[Source data]
···
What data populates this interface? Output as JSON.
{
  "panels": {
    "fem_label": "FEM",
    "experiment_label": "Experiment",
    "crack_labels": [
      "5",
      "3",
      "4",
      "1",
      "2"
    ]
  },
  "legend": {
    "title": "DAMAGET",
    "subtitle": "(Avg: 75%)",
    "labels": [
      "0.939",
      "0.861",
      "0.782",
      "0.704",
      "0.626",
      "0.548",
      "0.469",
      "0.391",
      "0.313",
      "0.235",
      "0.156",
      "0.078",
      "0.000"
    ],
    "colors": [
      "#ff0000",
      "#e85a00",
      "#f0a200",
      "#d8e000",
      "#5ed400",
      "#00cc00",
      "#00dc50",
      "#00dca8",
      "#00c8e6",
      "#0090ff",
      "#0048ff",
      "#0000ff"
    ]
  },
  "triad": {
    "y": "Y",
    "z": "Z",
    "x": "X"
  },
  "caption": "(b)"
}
···
_Direction_. Copy out the whole listing exactly as written.

_Task response_.
What data populates this interface? Output as JSON.
{
  "panels": {
    "fem_label": "FEM",
    "experiment_label": "Experiment",
    "crack_labels": [
      "5",
      "3",
      "4",
      "1",
      "2"
    ]
  },
  "legend": {
    "title": "DAMAGET",
    "subtitle": "(Avg: 75%)",
    "labels": [
      "0.939",
      "0.861",
      "0.782",
      "0.704",
      "0.626",
      "0.548",
      "0.469",
      "0.391",
      "0.313",
      "0.235",
      "0.156",
      "0.078",
      "0.000"
    ],
    "colors": [
      "#ff0000",
      "#e85a00",
      "#f0a200",
      "#d8e000",
      "#5ed400",
      "#00cc00",
      "#00dc50",
      "#00dca8",
      "#00c8e6",
      "#0090ff",
      "#0048ff",
      "#0000ff"
    ]
  },
  "triad": {
    "y": "Y",
    "z": "Z",
    "x": "X"
  },
  "caption": "(b)"
}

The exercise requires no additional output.